From the entries below, copy out every line with "original" in it.

EXTRACTED INFORMATION:
============================================================

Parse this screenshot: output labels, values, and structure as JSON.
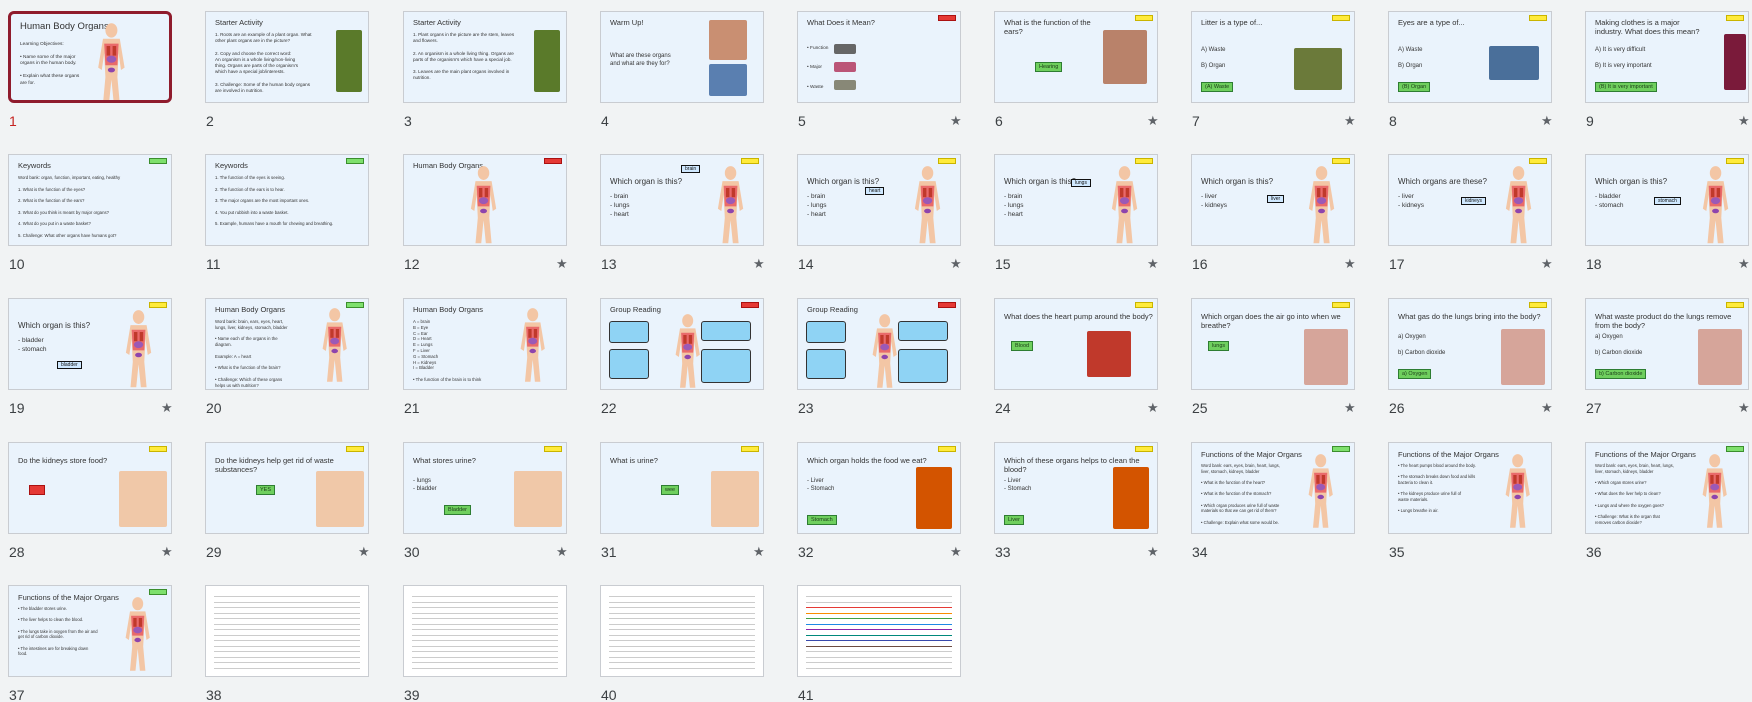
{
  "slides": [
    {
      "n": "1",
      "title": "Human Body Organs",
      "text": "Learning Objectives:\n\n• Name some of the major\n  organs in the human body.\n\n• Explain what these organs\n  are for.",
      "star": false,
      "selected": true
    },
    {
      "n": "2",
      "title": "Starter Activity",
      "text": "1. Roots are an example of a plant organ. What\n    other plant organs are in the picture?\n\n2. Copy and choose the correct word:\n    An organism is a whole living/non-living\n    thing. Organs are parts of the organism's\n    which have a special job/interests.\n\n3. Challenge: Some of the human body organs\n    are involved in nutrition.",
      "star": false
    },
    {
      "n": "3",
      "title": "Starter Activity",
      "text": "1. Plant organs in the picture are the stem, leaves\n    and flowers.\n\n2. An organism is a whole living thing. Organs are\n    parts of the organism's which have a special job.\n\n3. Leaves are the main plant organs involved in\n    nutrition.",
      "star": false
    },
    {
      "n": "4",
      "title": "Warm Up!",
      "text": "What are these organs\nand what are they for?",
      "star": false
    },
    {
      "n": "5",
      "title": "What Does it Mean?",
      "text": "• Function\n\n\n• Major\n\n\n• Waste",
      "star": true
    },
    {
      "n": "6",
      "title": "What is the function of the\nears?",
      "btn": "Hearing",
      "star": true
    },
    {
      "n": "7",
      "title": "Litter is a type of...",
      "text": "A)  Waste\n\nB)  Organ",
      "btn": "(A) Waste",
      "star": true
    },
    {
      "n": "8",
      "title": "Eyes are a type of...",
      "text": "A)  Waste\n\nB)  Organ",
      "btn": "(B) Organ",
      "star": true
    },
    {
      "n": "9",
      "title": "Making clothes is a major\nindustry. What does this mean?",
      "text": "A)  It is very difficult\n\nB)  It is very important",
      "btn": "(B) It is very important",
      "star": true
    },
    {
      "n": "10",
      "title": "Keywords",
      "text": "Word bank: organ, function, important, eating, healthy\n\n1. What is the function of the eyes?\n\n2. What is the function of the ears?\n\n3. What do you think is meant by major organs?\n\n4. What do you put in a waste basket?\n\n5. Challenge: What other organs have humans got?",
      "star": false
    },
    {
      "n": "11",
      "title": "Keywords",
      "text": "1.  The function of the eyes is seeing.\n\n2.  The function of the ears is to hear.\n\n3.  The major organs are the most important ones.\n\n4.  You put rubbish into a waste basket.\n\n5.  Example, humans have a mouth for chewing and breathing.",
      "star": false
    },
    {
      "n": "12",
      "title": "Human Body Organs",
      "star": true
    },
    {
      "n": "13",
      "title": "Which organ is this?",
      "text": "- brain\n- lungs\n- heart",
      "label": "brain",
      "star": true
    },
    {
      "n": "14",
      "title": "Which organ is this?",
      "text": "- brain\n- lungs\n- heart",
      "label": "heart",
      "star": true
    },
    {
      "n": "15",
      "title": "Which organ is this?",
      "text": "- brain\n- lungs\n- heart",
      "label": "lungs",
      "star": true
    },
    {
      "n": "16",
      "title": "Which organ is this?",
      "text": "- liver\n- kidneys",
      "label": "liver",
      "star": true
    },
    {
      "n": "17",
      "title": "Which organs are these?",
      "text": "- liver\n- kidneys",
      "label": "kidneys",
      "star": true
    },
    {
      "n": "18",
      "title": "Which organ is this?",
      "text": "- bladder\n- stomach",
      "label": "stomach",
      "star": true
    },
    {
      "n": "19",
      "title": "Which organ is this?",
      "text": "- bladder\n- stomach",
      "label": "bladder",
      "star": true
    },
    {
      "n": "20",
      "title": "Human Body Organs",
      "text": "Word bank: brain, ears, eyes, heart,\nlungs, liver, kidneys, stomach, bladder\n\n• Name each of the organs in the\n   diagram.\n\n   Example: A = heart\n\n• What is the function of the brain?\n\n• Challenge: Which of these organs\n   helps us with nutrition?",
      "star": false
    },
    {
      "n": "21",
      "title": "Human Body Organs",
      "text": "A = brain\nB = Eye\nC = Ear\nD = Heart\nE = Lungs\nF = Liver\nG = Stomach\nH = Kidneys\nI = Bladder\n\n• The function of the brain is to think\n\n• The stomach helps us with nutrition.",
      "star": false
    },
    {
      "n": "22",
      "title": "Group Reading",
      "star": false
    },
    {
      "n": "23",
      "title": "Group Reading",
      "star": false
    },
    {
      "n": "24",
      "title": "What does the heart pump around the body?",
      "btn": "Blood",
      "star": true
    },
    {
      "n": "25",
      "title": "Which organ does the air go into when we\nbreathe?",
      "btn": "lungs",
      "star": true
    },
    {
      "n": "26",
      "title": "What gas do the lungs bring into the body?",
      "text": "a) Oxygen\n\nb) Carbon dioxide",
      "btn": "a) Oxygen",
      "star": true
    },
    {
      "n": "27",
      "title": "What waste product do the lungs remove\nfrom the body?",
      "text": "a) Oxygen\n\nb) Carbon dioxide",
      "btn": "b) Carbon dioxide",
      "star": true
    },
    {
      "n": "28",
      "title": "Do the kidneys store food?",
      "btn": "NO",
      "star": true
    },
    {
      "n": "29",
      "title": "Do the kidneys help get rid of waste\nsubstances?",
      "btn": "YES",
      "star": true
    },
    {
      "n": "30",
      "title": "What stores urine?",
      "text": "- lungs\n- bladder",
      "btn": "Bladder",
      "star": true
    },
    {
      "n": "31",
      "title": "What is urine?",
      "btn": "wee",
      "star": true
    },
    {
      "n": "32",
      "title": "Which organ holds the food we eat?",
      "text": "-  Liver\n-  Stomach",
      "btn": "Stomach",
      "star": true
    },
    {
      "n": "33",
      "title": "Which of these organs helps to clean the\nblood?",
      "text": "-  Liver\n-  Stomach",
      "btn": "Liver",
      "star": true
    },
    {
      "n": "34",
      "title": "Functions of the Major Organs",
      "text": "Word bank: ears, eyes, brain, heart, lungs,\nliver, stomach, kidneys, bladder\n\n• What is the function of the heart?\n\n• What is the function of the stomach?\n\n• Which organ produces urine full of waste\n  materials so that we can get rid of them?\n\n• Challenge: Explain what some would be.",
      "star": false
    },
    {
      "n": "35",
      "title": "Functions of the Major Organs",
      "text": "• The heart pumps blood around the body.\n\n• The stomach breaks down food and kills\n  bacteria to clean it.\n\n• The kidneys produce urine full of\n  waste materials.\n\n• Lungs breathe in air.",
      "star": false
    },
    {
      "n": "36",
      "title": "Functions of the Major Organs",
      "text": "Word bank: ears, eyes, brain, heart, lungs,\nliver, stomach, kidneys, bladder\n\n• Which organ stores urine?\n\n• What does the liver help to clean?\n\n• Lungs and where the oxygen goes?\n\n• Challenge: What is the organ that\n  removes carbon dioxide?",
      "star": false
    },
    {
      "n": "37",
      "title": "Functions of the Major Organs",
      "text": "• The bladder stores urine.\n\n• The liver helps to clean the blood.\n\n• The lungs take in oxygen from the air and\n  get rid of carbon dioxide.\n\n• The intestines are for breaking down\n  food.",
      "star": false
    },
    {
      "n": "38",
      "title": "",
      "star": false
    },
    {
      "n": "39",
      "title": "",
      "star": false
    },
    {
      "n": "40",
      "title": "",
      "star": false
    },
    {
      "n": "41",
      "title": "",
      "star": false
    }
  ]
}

============================================================

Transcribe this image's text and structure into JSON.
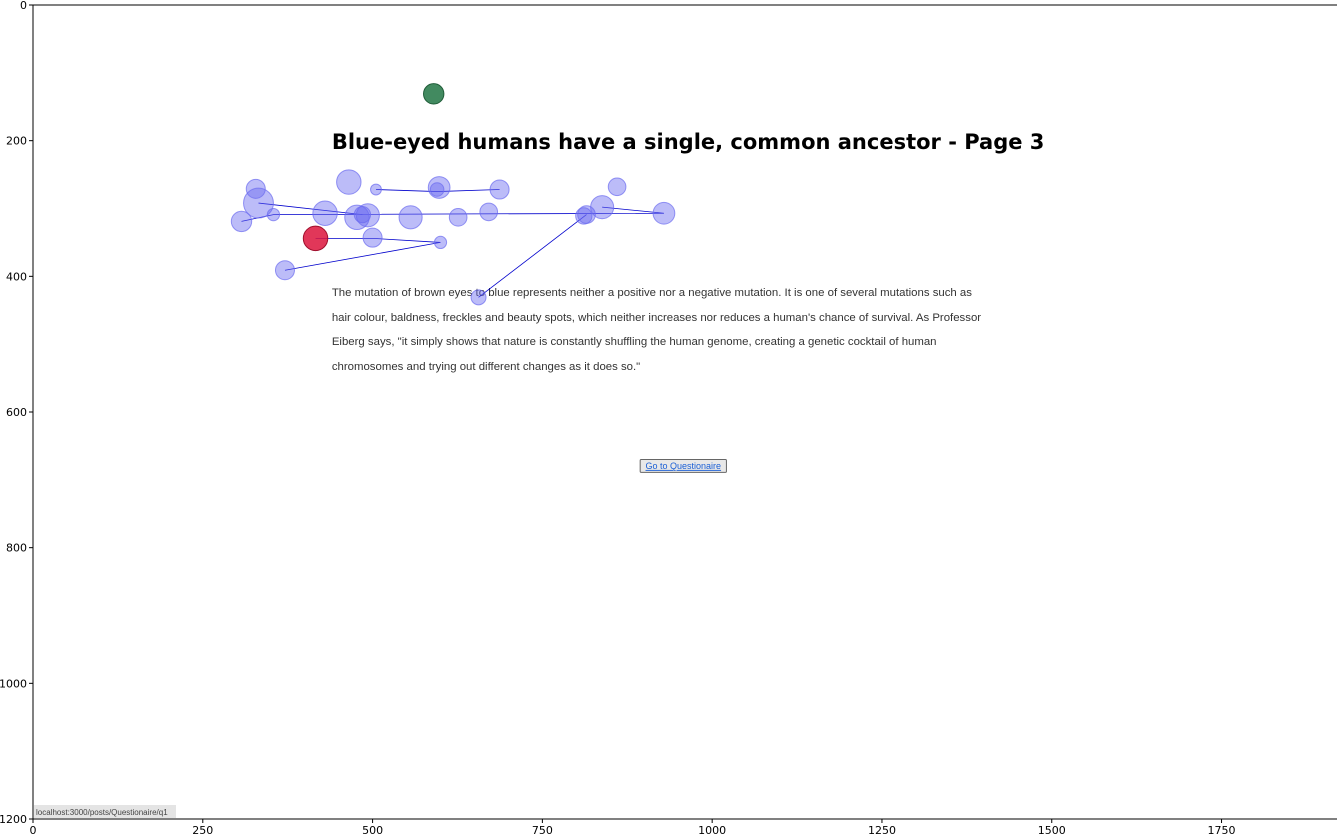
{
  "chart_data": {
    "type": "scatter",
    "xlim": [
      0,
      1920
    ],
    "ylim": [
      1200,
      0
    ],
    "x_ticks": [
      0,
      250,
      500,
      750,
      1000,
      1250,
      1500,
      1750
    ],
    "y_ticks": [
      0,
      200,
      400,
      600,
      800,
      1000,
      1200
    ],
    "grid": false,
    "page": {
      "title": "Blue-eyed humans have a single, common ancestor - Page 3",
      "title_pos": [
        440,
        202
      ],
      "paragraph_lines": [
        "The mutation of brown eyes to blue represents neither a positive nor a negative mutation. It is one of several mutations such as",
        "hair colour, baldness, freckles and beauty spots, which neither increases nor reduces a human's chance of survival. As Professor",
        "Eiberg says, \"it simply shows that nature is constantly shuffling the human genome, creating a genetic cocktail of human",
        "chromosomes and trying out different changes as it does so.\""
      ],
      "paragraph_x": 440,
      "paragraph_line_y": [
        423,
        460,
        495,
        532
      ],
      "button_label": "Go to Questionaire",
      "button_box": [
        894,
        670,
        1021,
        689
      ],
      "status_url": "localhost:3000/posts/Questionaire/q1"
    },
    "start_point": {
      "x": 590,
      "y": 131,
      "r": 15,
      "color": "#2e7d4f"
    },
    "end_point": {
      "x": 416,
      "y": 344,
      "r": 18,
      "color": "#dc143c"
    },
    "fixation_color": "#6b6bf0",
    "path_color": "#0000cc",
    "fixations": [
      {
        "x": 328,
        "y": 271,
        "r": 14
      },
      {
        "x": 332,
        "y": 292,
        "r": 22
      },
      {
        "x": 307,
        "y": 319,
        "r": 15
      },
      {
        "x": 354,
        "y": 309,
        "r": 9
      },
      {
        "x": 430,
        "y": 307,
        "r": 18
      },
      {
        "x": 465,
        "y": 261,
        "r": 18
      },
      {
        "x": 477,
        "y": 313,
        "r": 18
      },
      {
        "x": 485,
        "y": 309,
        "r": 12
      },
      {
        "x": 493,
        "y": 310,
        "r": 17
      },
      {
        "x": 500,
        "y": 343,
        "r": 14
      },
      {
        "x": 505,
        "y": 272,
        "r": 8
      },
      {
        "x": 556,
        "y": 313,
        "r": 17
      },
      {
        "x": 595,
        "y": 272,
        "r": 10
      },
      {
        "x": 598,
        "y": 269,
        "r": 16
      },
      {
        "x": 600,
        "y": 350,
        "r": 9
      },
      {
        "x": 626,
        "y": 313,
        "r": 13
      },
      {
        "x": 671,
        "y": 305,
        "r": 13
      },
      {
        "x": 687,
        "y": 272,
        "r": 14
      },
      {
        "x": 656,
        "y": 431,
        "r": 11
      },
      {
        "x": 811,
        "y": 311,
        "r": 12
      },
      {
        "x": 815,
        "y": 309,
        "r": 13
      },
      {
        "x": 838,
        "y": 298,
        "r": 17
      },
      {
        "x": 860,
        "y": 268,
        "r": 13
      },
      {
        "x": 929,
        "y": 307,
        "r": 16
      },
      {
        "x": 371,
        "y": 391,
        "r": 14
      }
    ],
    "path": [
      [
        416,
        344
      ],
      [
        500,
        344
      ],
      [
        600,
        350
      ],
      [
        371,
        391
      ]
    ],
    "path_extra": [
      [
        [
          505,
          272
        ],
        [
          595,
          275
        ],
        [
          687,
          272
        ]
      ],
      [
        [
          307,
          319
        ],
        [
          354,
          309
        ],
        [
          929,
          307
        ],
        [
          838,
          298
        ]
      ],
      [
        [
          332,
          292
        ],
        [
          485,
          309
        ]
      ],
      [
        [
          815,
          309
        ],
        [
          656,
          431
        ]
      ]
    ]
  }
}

============================================================

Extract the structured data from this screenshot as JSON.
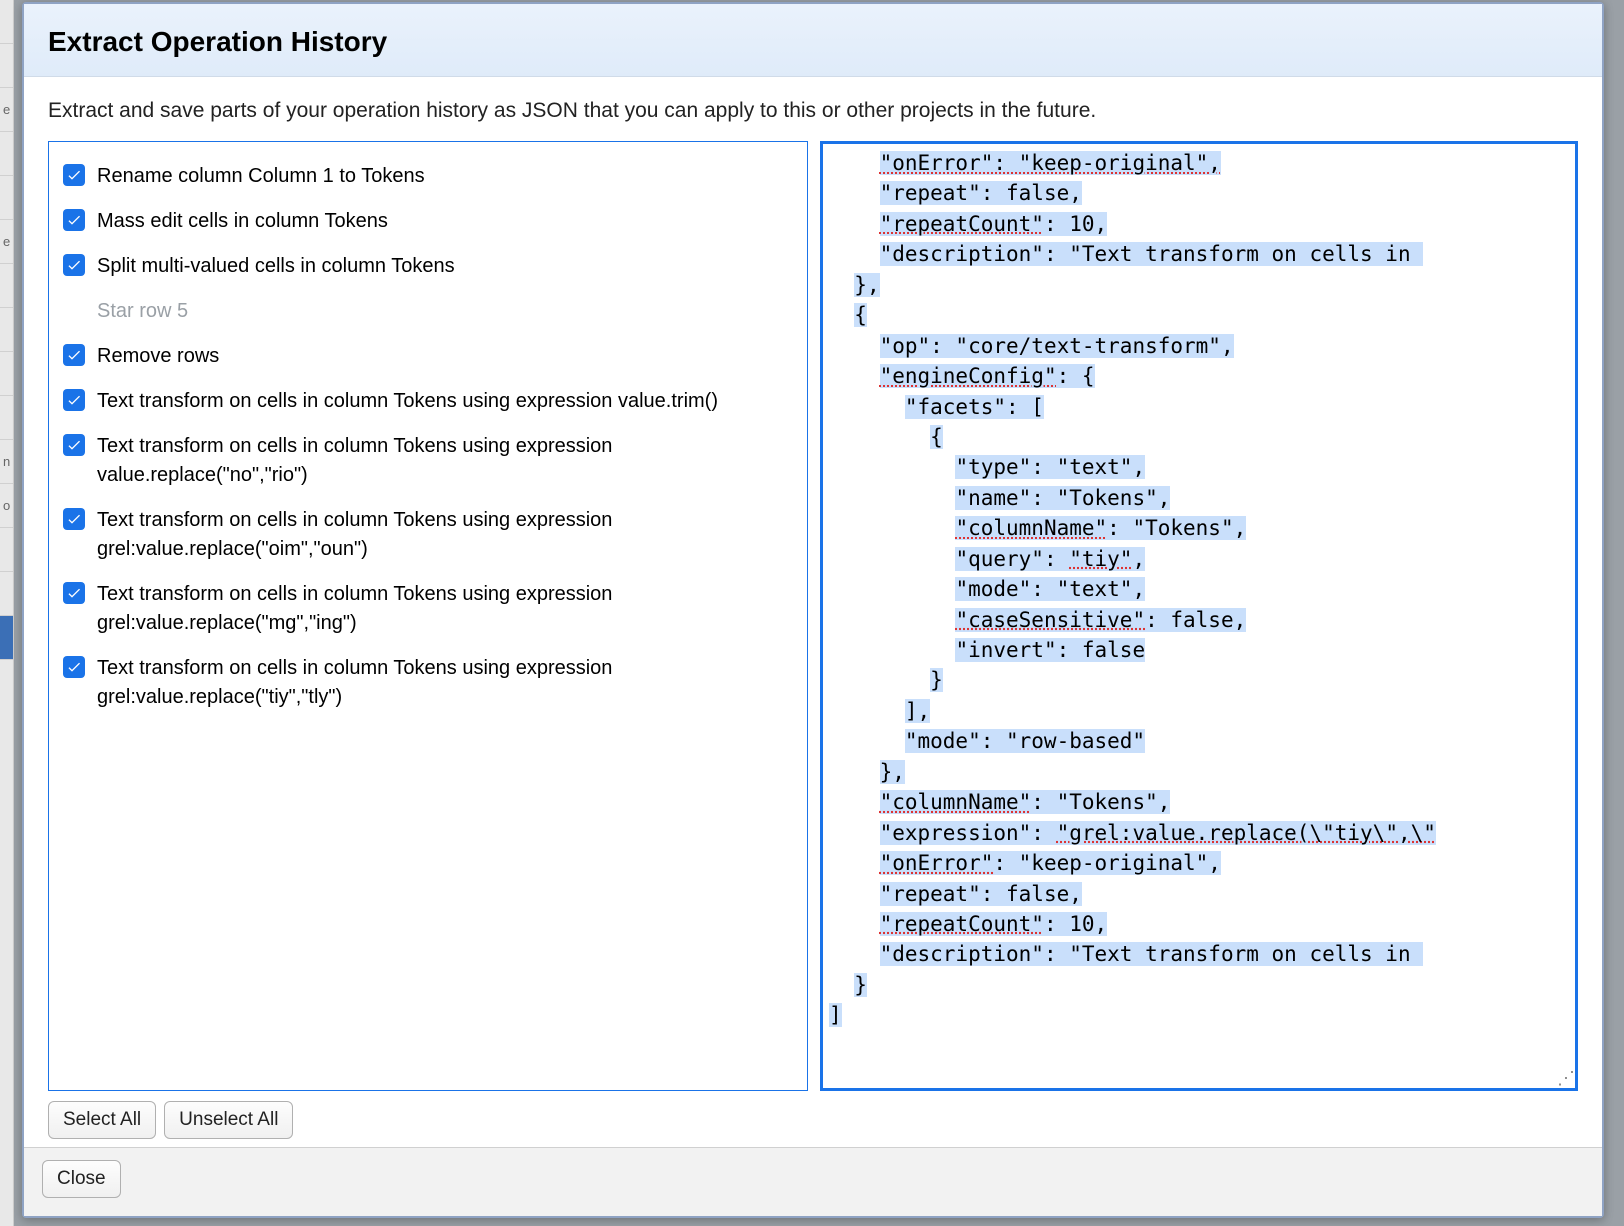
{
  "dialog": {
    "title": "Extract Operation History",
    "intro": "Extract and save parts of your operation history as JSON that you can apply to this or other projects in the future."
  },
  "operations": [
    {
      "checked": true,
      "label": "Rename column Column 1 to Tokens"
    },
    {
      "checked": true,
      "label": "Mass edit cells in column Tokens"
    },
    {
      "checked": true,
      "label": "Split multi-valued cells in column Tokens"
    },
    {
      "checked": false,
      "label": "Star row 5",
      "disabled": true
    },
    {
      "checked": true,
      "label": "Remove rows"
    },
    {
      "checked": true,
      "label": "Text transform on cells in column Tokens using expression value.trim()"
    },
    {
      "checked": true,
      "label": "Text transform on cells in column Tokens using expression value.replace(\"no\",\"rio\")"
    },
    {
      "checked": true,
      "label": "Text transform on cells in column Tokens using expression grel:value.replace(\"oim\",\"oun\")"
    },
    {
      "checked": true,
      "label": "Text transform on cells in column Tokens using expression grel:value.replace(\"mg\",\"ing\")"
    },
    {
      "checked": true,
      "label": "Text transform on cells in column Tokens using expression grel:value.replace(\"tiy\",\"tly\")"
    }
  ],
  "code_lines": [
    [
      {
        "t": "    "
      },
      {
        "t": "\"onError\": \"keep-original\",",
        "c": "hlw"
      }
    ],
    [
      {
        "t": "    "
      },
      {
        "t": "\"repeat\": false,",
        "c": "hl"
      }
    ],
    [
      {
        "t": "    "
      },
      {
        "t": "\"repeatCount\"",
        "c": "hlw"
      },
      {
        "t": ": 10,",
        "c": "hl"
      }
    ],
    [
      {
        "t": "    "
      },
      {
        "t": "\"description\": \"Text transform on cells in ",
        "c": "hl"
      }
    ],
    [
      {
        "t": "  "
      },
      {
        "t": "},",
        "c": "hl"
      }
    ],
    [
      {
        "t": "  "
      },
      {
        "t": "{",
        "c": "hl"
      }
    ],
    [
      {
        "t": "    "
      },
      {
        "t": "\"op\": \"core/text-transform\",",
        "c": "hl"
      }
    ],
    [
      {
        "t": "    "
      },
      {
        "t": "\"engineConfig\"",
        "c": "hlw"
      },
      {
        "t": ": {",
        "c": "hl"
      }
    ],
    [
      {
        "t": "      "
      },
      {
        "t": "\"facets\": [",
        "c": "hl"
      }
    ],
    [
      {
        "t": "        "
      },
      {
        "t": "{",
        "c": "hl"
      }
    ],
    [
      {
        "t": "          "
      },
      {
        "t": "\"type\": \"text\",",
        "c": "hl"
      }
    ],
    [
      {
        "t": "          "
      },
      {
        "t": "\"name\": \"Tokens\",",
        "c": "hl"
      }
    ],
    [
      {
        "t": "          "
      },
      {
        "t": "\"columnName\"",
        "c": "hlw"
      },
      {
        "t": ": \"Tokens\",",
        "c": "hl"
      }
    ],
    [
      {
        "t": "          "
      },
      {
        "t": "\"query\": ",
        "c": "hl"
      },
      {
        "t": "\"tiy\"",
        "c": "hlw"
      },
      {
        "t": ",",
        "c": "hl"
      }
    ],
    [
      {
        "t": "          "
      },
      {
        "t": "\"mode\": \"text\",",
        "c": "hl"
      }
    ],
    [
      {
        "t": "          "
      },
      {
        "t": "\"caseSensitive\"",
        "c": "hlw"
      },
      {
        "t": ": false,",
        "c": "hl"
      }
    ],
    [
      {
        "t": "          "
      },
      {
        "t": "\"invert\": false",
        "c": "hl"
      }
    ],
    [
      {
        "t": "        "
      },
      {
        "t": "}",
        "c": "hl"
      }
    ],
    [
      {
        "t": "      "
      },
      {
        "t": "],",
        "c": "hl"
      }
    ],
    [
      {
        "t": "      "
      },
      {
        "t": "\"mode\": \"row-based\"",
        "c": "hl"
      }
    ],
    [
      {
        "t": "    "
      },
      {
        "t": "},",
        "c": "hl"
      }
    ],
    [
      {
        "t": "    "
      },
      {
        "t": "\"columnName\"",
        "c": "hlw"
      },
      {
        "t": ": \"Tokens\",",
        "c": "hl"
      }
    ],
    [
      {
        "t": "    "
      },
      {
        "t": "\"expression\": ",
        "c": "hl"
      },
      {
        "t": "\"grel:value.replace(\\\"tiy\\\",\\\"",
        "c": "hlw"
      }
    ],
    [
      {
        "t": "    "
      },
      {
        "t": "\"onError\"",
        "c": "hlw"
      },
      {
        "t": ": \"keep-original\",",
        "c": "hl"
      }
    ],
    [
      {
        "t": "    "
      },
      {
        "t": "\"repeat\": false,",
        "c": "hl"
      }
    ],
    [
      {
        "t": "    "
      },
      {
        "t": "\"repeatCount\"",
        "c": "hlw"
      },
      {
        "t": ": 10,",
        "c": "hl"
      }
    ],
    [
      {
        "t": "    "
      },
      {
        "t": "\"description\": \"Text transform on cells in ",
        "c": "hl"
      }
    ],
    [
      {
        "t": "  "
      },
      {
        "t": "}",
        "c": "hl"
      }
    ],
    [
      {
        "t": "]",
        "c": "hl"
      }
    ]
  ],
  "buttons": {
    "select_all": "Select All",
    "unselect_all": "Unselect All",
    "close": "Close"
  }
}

============================================================

WRITTEN SOLUTION:
        "t": "\"onError\": \"keep-original\",",
        "t": ": \"keep-original\",",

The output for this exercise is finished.